What you should do: Gather every line in the records below that contains the word "wedges".

— Start —

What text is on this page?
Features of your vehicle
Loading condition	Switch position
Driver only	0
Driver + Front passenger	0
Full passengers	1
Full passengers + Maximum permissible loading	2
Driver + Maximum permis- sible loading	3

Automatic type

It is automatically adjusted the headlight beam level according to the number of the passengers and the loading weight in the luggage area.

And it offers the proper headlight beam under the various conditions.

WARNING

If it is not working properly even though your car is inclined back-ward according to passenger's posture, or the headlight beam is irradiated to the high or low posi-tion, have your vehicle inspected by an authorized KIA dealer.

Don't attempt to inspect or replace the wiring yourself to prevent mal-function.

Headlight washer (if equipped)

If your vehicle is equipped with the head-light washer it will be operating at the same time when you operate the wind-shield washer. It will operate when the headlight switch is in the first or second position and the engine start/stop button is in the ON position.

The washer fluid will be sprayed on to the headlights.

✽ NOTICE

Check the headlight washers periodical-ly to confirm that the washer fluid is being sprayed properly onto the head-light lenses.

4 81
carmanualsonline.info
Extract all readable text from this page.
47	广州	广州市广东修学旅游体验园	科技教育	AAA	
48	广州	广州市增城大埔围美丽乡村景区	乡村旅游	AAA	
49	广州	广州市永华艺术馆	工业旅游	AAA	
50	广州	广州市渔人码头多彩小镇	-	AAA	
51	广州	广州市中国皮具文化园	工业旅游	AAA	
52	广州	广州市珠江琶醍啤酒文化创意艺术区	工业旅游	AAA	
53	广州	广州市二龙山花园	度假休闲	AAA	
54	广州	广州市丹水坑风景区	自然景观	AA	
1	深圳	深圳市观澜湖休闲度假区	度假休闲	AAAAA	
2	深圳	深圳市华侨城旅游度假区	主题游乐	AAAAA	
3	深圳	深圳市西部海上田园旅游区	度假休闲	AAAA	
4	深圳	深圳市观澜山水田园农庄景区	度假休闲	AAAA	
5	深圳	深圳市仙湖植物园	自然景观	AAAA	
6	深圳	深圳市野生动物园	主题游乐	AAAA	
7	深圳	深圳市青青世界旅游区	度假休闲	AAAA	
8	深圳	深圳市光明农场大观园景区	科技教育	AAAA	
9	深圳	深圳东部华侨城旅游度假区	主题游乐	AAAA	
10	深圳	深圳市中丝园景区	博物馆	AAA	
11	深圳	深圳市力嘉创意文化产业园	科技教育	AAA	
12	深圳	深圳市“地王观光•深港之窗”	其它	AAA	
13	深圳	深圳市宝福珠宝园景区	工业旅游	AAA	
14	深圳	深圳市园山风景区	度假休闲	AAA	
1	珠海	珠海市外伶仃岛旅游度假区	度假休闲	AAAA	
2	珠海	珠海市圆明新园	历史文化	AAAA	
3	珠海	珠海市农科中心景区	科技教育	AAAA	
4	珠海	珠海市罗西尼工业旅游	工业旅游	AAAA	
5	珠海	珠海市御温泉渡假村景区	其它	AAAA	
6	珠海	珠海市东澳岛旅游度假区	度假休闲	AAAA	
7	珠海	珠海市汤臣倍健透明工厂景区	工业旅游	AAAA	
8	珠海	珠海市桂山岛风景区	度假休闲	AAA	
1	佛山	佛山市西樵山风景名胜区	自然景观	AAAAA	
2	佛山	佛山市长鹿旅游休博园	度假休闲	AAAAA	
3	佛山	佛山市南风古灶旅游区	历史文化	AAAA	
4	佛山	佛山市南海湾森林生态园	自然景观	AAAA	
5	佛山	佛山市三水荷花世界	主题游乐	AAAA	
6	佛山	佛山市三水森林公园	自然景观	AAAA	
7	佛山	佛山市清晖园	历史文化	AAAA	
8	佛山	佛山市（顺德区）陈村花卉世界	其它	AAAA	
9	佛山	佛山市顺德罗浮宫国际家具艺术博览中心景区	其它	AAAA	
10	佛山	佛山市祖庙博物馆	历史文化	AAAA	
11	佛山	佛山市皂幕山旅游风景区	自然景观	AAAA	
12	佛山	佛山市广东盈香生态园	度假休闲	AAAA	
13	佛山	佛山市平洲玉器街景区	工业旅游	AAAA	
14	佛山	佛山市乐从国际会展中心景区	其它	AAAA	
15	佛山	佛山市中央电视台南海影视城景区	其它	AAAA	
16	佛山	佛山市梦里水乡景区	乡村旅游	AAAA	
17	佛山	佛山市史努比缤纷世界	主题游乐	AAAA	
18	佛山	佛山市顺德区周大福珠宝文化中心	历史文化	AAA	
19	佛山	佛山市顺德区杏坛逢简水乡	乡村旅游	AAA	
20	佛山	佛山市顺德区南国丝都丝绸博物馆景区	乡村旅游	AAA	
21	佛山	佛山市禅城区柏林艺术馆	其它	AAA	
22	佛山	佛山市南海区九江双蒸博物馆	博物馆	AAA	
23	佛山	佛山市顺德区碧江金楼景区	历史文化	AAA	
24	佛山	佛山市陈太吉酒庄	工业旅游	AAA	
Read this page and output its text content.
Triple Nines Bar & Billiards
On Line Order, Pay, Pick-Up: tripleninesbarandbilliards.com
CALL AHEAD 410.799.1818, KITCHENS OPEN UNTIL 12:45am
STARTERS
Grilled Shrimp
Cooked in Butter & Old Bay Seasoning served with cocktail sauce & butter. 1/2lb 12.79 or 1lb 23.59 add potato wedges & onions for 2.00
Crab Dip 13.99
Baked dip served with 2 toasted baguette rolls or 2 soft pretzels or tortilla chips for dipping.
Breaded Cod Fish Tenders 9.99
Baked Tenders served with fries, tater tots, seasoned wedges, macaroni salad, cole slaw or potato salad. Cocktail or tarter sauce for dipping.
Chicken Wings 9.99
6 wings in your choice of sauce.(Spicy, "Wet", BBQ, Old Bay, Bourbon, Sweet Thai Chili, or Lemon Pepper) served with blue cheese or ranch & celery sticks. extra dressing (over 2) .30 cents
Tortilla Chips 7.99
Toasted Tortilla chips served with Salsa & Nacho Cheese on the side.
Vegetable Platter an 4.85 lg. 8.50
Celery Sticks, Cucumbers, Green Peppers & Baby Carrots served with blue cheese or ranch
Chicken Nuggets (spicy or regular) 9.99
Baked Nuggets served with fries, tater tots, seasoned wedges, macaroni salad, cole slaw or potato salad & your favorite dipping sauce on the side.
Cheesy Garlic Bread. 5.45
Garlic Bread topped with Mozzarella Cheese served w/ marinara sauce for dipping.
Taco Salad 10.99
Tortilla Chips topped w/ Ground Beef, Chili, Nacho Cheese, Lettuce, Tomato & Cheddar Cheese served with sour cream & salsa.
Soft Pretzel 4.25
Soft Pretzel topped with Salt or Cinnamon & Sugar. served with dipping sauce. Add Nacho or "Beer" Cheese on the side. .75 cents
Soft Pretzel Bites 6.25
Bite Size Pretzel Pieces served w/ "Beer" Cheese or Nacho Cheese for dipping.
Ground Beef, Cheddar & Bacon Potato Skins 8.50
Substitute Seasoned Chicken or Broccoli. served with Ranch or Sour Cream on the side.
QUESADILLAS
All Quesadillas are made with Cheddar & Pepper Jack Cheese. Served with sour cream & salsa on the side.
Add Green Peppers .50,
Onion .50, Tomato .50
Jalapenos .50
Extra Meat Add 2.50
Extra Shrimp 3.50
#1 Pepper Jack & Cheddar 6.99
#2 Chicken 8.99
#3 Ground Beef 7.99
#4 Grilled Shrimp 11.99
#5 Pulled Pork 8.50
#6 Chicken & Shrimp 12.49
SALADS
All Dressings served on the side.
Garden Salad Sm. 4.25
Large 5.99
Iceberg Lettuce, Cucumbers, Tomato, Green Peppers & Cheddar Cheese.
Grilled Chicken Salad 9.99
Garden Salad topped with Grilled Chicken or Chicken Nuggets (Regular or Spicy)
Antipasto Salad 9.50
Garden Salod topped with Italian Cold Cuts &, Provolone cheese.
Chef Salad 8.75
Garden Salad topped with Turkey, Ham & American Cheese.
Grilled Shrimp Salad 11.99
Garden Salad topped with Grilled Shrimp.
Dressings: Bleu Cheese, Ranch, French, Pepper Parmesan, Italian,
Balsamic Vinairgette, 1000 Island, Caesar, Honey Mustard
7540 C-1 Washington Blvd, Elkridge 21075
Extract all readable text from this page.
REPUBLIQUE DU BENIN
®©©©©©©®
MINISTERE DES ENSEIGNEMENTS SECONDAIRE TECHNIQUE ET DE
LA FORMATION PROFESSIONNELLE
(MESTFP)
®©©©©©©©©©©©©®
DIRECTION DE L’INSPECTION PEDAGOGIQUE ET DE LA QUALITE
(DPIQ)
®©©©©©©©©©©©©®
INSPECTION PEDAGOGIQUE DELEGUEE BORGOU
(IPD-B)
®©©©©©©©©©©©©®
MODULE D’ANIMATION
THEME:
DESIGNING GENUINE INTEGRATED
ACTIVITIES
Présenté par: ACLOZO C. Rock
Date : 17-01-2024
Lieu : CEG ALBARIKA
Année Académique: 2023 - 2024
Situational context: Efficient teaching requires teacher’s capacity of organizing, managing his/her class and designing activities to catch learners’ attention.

— End —

Exercise response:
Cooked in Butter & Old Bay Seasoning served with cocktail sauce & butter. 1/2lb 12.79 or 1lb 23.59 add potato wedges & onions for 2.00
Baked Tenders served with fries, tater tots, seasoned wedges, macaroni salad, cole slaw or potato salad. Cocktail or tarter sauce for dipping.
Baked Nuggets served with fries, tater tots, seasoned wedges, macaroni salad, cole slaw or potato salad & your favorite dipping sauce on the side.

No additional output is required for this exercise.